%%

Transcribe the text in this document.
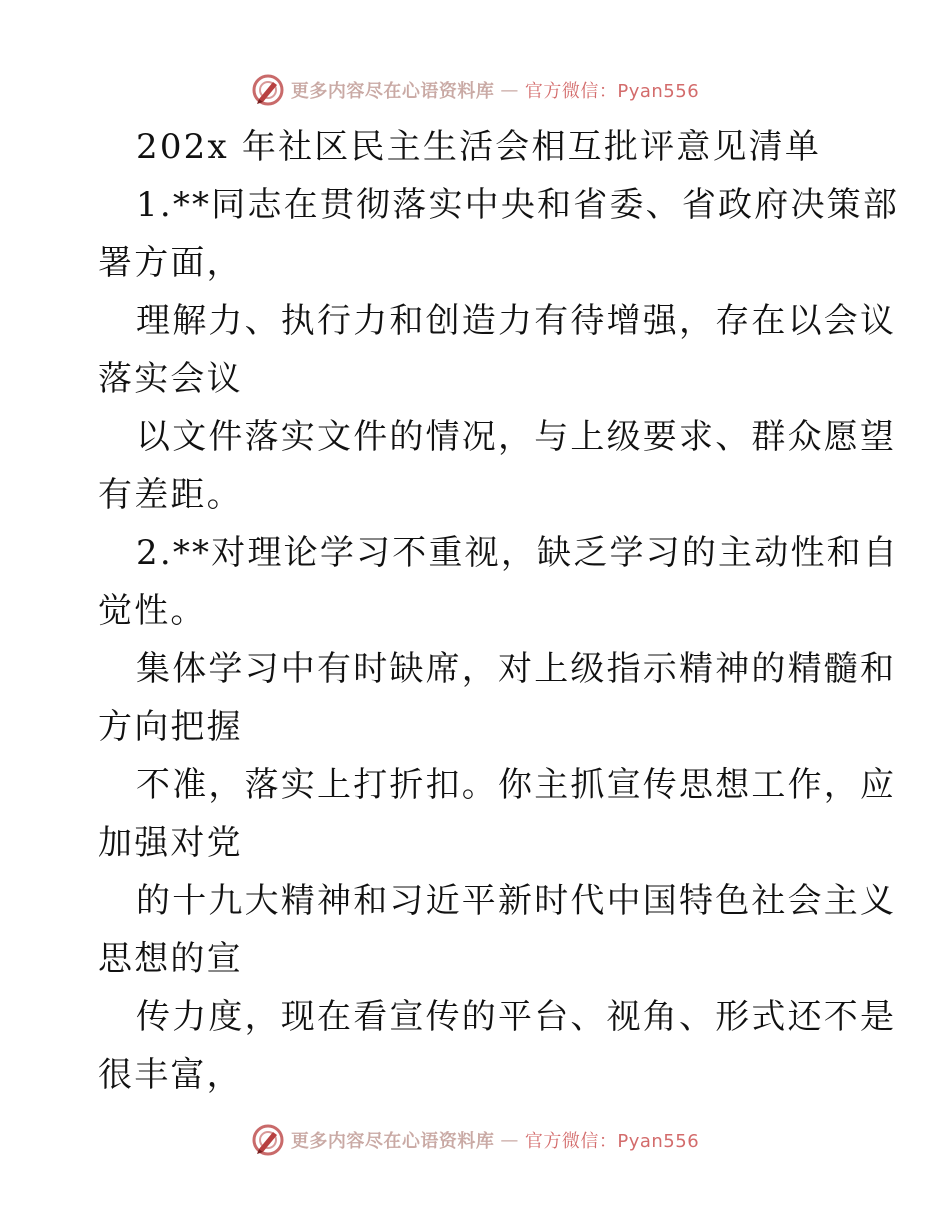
更多内容尽在心语资料库 — 官方微信：Pyan556
202x 年社区民主生活会相互批评意见清单
1.**同志在贯彻落实中央和省委、省政府决策部
署方面，
理解力、执行力和创造力有待增强，存在以会议
落实会议
以文件落实文件的情况，与上级要求、群众愿望
有差距。
2.**对理论学习不重视，缺乏学习的主动性和自
觉性。
集体学习中有时缺席，对上级指示精神的精髓和
方向把握
不准，落实上打折扣。你主抓宣传思想工作，应
加强对党
的十九大精神和习近平新时代中国特色社会主义
思想的宣
传力度，现在看宣传的平台、视角、形式还不是
很丰富，
更多内容尽在心语资料库 — 官方微信：Pyan556
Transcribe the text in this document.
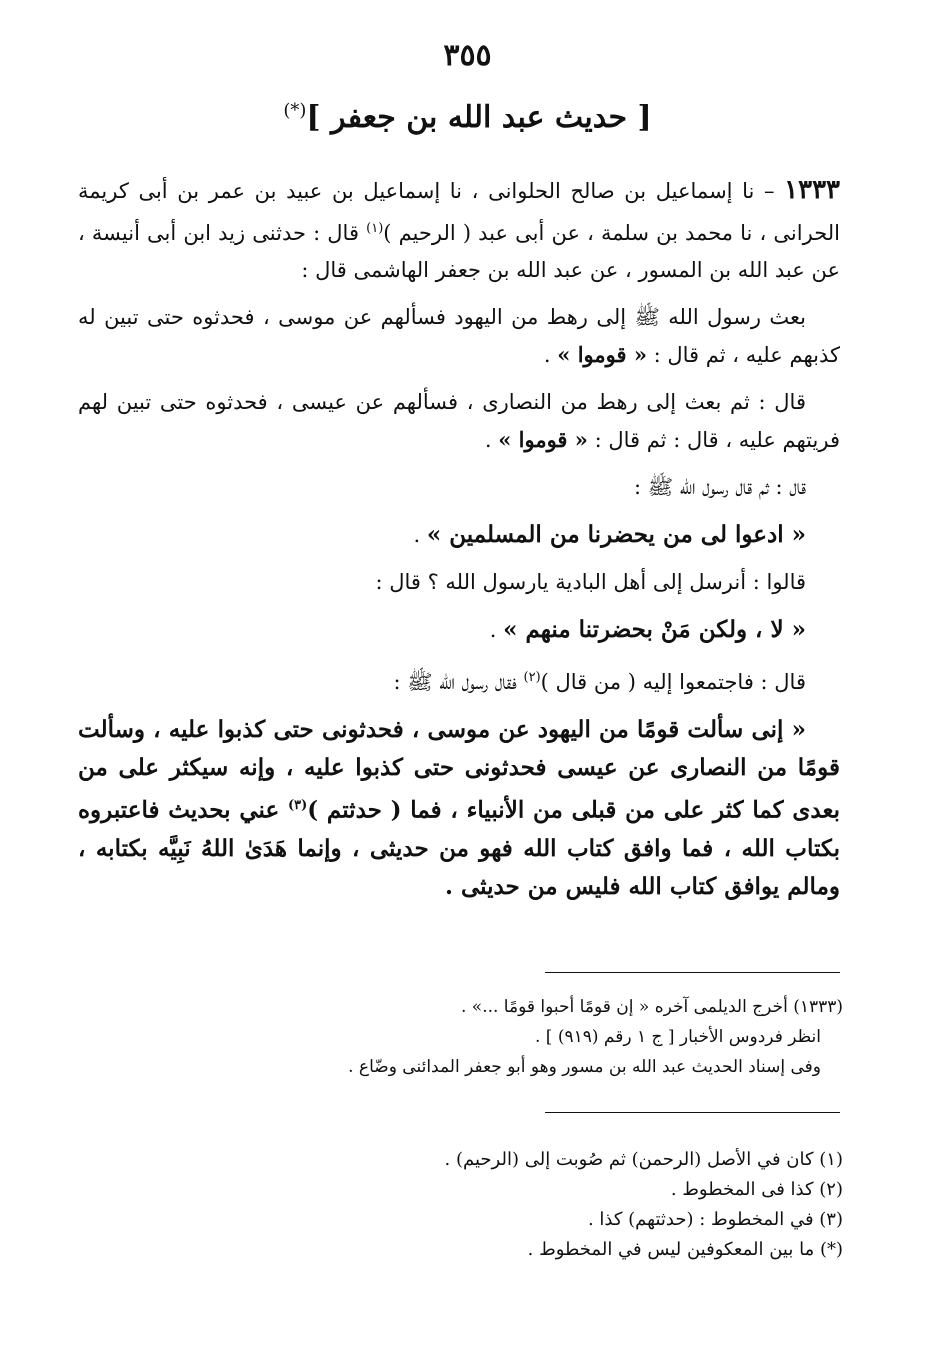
٣٥٥
[ حديث عبد الله بن جعفر ](*)

١٣٣٣ – نا إسماعيل بن صالح الحلوانى ، نا إسماعيل بن عبيد بن عمر بن أبى كريمة الحرانى ، نا محمد بن سلمة ، عن أبى عبد ( الرحيم )$^{(١)}$ قال : حدثنى زيد ابن أبى أنيسة ، عن عبد الله بن المسور ، عن عبد الله بن جعفر الهاشمى قال :

بعث رسول الله ﷺ إلى رهط من اليهود فسألهم عن موسى ، فحدثوه حتى تبين له كذبهم عليه ، ثم قال : « قوموا » .

قال : ثم بعث إلى رهط من النصارى ، فسألهم عن عيسى ، فحدثوه حتى تبين لهم فريتهم عليه ، قال : ثم قال : « قوموا » .

قال : ثم قال رسول الله ﷺ :

« ادعوا لى من يحضرنا من المسلمين » .

قالوا : أنرسل إلى أهل البادية يارسول الله ؟ قال :

« لا ، ولكن مَنْ بحضرتنا منهم » .

قال : فاجتمعوا إليه ( من قال )$^{(٢)}$ فقال رسول الله ﷺ :

« إنى سألت قومًا من اليهود عن موسى ، فحدثونى حتى كذبوا عليه ، وسألت قومًا من النصارى عن عيسى فحدثونى حتى كذبوا عليه ، وإنه سيكثر على من بعدى كما كثر على من قبلى من الأنبياء ، فما ( حدثتم )$^{(٣)}$ عني بحديث فاعتبروه بكتاب الله ، فما وافق كتاب الله فهو من حديثى ، وإنما هَدَىٰ اللهُ نَبِيَّه بكتابه ، ومالم يوافق كتاب الله فليس من حديثى .

(١٣٣٣) أخرج الديلمى آخره « إن قومًا أحبوا قومًا ...» .
انظر فردوس الأخبار [ ج ١ رقم (٩١٩) ] .
وفى إسناد الحديث عبد الله بن مسور وهو أبو جعفر المدائنى وضّاع .
(١) كان في الأصل (الرحمن) ثم صُوبت إلى (الرحيم) .
(٢) كذا فى المخطوط .
(٣) في المخطوط : (حدثتهم) كذا .
(*) ما بين المعكوفين ليس في المخطوط .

%%

Challenge: All of the entries need to be transcribed word for word; pictures are left out.

Final result:
Transcribe the text in this document.
更多内容尽在心语资料库 — 官方微信：Pyan556
202x 年社区民主生活会相互批评意见清单
1.**同志在贯彻落实中央和省委、省政府决策部
署方面，
理解力、执行力和创造力有待增强，存在以会议
落实会议
以文件落实文件的情况，与上级要求、群众愿望
有差距。
2.**对理论学习不重视，缺乏学习的主动性和自
觉性。
集体学习中有时缺席，对上级指示精神的精髓和
方向把握
不准，落实上打折扣。你主抓宣传思想工作，应
加强对党
的十九大精神和习近平新时代中国特色社会主义
思想的宣
传力度，现在看宣传的平台、视角、形式还不是
很丰富，
更多内容尽在心语资料库 — 官方微信：Pyan556
Transcribe the text in this document.
٣٥٥
[ حديث عبد الله بن جعفر ](*)

١٣٣٣ – نا إسماعيل بن صالح الحلوانى ، نا إسماعيل بن عبيد بن عمر بن أبى كريمة الحرانى ، نا محمد بن سلمة ، عن أبى عبد ( الرحيم )$^{(١)}$ قال : حدثنى زيد ابن أبى أنيسة ، عن عبد الله بن المسور ، عن عبد الله بن جعفر الهاشمى قال :

بعث رسول الله ﷺ إلى رهط من اليهود فسألهم عن موسى ، فحدثوه حتى تبين له كذبهم عليه ، ثم قال : « قوموا » .

قال : ثم بعث إلى رهط من النصارى ، فسألهم عن عيسى ، فحدثوه حتى تبين لهم فريتهم عليه ، قال : ثم قال : « قوموا » .

قال : ثم قال رسول الله ﷺ :

« ادعوا لى من يحضرنا من المسلمين » .

قالوا : أنرسل إلى أهل البادية يارسول الله ؟ قال :

« لا ، ولكن مَنْ بحضرتنا منهم » .

قال : فاجتمعوا إليه ( من قال )$^{(٢)}$ فقال رسول الله ﷺ :

« إنى سألت قومًا من اليهود عن موسى ، فحدثونى حتى كذبوا عليه ، وسألت قومًا من النصارى عن عيسى فحدثونى حتى كذبوا عليه ، وإنه سيكثر على من بعدى كما كثر على من قبلى من الأنبياء ، فما ( حدثتم )$^{(٣)}$ عني بحديث فاعتبروه بكتاب الله ، فما وافق كتاب الله فهو من حديثى ، وإنما هَدَىٰ اللهُ نَبِيَّه بكتابه ، ومالم يوافق كتاب الله فليس من حديثى .

(١٣٣٣) أخرج الديلمى آخره « إن قومًا أحبوا قومًا ...» .
انظر فردوس الأخبار [ ج ١ رقم (٩١٩) ] .
وفى إسناد الحديث عبد الله بن مسور وهو أبو جعفر المدائنى وضّاع .
(١) كان في الأصل (الرحمن) ثم صُوبت إلى (الرحيم) .
(٢) كذا فى المخطوط .
(٣) في المخطوط : (حدثتهم) كذا .
(*) ما بين المعكوفين ليس في المخطوط .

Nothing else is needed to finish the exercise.